*Directive*:
From the first line of the material through the line that contains "footer-note: Inflation calculated", give each line as a Markdown table with the columns Row and Line. Number the rows and leave out any blank lines.

*Entries provided*:
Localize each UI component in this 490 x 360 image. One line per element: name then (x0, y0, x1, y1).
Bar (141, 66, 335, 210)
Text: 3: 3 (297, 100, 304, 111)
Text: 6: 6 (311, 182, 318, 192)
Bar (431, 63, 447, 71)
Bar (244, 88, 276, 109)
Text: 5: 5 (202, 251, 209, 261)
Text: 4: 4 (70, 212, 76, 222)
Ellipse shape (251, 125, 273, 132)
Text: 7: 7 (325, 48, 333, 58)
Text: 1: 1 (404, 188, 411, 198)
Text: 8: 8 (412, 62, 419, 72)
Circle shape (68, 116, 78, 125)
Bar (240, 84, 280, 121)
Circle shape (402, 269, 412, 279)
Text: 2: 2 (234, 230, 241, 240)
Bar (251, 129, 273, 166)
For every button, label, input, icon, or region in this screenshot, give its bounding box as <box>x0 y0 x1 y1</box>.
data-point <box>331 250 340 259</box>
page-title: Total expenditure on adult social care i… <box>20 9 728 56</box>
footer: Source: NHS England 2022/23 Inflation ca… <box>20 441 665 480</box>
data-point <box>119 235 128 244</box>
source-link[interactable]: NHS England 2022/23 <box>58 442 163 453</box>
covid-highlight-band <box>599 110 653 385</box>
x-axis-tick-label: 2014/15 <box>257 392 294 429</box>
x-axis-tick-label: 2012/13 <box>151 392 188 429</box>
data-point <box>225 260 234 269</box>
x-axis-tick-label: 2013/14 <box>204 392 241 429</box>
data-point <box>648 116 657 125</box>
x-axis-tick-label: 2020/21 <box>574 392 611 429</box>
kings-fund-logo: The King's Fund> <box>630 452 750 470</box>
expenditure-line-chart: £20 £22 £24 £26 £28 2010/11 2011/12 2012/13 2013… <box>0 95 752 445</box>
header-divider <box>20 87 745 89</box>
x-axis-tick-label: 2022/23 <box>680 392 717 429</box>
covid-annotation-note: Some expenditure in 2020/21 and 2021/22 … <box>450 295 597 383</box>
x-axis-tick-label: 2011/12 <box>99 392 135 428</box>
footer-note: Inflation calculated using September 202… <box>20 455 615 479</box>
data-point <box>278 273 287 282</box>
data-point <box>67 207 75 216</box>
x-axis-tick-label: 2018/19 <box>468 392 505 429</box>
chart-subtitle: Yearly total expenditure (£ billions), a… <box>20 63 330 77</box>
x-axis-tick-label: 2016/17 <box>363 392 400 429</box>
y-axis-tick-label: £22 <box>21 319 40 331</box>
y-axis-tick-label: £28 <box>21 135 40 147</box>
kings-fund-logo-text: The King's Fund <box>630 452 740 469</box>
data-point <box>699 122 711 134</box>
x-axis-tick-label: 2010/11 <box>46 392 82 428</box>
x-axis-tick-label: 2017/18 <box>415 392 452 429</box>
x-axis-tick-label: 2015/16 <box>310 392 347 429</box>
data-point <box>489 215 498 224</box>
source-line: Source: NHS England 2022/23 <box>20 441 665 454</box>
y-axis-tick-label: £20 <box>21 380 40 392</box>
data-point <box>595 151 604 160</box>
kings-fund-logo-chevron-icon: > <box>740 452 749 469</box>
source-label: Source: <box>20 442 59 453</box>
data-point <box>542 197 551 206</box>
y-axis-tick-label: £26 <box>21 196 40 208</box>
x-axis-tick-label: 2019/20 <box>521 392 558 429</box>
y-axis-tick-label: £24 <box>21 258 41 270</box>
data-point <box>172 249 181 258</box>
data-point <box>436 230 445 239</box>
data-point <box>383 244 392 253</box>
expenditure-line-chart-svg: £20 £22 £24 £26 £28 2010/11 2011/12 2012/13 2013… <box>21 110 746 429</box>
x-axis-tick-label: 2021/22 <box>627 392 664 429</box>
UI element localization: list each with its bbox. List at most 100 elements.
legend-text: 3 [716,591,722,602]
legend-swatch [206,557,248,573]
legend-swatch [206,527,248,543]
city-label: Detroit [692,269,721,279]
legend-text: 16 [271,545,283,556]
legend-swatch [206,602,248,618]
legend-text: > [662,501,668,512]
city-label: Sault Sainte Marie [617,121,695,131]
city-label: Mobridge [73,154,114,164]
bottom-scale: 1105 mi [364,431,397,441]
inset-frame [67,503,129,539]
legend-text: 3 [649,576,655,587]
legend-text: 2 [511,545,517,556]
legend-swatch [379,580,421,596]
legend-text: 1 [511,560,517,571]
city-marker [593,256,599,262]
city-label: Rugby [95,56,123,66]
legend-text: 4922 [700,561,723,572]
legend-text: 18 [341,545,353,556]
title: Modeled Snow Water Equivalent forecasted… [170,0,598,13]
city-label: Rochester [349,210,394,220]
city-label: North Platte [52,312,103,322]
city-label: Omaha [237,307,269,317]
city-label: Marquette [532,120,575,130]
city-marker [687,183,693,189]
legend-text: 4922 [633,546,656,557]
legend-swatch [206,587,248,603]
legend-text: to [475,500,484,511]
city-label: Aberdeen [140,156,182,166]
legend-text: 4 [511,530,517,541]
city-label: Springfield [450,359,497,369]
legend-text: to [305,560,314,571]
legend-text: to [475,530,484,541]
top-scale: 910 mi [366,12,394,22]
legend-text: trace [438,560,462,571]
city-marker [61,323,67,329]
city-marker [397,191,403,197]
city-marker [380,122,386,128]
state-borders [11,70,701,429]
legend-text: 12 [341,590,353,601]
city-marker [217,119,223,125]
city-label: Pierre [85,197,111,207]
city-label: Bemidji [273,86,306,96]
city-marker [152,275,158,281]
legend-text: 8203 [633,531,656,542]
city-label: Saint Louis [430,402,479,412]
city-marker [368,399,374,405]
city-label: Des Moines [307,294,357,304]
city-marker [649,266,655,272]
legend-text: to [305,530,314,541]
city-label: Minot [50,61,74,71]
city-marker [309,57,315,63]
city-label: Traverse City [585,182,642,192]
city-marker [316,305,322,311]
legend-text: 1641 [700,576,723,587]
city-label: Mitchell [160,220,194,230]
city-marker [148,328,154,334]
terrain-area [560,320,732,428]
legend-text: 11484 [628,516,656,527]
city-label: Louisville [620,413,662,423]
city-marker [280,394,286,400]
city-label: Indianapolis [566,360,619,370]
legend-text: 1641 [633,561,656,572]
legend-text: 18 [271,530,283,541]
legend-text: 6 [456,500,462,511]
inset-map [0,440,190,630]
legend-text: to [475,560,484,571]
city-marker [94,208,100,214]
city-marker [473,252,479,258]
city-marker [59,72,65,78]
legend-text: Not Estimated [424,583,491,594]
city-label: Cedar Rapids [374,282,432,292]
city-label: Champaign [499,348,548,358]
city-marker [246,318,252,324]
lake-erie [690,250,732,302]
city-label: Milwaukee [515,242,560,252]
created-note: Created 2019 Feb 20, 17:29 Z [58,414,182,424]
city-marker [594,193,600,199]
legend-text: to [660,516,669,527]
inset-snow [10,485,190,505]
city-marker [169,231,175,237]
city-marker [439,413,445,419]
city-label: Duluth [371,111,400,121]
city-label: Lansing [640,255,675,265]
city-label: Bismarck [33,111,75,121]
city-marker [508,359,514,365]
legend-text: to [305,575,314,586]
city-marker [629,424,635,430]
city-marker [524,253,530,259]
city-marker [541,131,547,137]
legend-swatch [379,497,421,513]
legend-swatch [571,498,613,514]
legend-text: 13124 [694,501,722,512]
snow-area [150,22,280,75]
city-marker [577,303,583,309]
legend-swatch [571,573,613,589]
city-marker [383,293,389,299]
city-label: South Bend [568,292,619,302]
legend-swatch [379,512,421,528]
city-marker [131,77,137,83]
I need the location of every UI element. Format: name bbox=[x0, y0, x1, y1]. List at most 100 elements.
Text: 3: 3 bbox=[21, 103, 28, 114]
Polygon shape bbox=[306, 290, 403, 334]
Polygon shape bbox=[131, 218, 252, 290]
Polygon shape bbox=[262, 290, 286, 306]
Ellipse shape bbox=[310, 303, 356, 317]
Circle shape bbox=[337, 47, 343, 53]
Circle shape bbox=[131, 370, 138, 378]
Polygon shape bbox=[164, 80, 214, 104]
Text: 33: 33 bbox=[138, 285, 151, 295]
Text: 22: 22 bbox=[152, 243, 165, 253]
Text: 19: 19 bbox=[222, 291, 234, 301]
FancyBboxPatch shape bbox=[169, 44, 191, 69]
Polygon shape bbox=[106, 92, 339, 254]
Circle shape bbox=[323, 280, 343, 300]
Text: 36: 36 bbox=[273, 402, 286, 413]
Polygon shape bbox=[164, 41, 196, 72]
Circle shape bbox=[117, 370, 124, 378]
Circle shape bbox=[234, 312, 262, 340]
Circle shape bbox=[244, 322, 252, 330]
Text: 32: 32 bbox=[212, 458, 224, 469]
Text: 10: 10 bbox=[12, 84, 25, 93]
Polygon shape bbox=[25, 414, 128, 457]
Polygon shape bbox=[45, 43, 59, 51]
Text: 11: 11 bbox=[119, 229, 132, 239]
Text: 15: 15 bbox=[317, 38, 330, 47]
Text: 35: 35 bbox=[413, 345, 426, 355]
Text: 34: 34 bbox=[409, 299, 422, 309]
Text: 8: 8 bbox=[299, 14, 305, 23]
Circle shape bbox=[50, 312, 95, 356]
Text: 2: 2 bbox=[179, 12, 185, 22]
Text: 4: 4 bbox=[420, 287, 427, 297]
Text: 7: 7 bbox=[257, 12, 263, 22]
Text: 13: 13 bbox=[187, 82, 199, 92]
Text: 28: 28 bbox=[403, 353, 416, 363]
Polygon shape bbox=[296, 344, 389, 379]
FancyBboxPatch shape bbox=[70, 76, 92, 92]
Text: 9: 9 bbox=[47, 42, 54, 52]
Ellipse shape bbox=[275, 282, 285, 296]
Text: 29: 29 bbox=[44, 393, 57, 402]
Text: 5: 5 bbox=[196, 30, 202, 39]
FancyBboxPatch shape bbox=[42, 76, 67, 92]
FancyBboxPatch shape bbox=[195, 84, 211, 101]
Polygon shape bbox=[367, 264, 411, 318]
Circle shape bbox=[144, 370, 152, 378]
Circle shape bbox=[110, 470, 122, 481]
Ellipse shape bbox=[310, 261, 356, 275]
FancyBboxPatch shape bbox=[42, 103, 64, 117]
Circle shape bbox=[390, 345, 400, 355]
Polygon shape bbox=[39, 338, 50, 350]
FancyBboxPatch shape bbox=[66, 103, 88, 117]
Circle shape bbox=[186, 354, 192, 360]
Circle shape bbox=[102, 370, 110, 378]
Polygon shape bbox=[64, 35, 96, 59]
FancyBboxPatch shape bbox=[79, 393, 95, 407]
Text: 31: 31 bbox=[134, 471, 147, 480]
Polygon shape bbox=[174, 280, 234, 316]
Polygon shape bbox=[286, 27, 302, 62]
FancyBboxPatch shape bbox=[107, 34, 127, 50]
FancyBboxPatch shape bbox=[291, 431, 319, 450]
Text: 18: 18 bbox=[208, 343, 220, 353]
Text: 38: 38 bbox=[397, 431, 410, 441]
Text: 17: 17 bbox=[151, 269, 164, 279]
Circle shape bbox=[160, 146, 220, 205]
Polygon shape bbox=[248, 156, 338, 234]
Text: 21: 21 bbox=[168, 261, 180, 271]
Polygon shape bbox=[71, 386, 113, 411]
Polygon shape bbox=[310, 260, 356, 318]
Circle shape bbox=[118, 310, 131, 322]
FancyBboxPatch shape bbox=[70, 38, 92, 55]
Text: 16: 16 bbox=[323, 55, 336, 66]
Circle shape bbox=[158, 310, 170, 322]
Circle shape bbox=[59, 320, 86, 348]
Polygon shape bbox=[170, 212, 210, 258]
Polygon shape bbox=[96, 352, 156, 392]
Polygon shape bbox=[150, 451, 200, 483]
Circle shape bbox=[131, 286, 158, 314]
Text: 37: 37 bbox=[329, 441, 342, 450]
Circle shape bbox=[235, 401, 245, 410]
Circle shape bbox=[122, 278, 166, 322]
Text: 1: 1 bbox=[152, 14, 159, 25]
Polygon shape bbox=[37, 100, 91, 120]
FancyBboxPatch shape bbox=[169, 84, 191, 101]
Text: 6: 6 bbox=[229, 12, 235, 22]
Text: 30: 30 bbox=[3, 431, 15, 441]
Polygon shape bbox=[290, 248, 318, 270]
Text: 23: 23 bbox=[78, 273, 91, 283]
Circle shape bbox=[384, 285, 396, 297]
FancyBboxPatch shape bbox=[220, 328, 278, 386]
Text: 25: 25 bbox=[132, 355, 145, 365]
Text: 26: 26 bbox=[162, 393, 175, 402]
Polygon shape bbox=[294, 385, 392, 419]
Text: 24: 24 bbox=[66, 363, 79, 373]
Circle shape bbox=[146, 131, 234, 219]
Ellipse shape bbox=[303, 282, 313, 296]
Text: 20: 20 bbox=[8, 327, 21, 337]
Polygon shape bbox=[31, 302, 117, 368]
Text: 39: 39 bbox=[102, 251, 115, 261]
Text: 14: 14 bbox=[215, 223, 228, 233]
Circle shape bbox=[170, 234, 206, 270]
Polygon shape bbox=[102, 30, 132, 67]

*The answer*:
| Row | Line |
|---|---|
| 1 | Localize each UI component in this 490 x 360 image. One line per element: name then (x0, y0, x1, y1). |
| 2 | Bar (141, 66, 335, 210) |
| 3 | Text: 3: 3 (297, 100, 304, 111) |
| 4 | Text: 6: 6 (311, 182, 318, 192) |
| 5 | Bar (431, 63, 447, 71) |
| 6 | Bar (244, 88, 276, 109) |
| 7 | Text: 5: 5 (202, 251, 209, 261) |
| 8 | Text: 4: 4 (70, 212, 76, 222) |
| 9 | Ellipse shape (251, 125, 273, 132) |
| 10 | Text: 7: 7 (325, 48, 333, 58) |
| 11 | Text: 1: 1 (404, 188, 411, 198) |
| 12 | Text: 8: 8 (412, 62, 419, 72) |
| 13 | Circle shape (68, 116, 78, 125) |
| 14 | Bar (240, 84, 280, 121) |
| 15 | Circle shape (402, 269, 412, 279) |
| 16 | Text: 2: 2 (234, 230, 241, 240) |
| 17 | Bar (251, 129, 273, 166) |
| 18 | For every button, label, input, icon, or region in this screenshot, give its bounding box as <box>x0 y0 x1 y1</box>. |
| 19 | data-point <box>331 250 340 259</box> |
| 20 | page-title: Total expenditure on adult social care i… <box>20 9 728 56</box> |
| 21 | footer: Source: NHS England 2022/23 Inflation ca… <box>20 441 665 480</box> |
| 22 | data-point <box>119 235 128 244</box> |
| 23 | source-link[interactable]: NHS England 2022/23 <box>58 442 163 453</box> |
| 24 | covid-highlight-band <box>599 110 653 385</box> |
| 25 | x-axis-tick-label: 2014/15 <box>257 392 294 429</box> |
| 26 | x-axis-tick-label: 2012/13 <box>151 392 188 429</box> |
| 27 | data-point <box>225 260 234 269</box> |
| 28 | x-axis-tick-label: 2013/14 <box>204 392 241 429</box> |
| 29 | data-point <box>648 116 657 125</box> |
| 30 | x-axis-tick-label: 2020/21 <box>574 392 611 429</box> |
| 31 | kings-fund-logo: The King's Fund> <box>630 452 750 470</box> |
| 32 | expenditure-line-chart: £20 £22 £24 £26 £28 2010/11 2011/12 2012/13 2013… <box>0 95 752 445</box> |
| 33 | header-divider <box>20 87 745 89</box> |
| 34 | x-axis-tick-label: 2022/23 <box>680 392 717 429</box> |
| 35 | covid-annotation-note: Some expenditure in 2020/21 and 2021/22 … <box>450 295 597 383</box> |
| 36 | x-axis-tick-label: 2011/12 <box>99 392 135 428</box> |
| 37 | footer-note: Inflation calculated using September 202… <box>20 455 615 479</box> |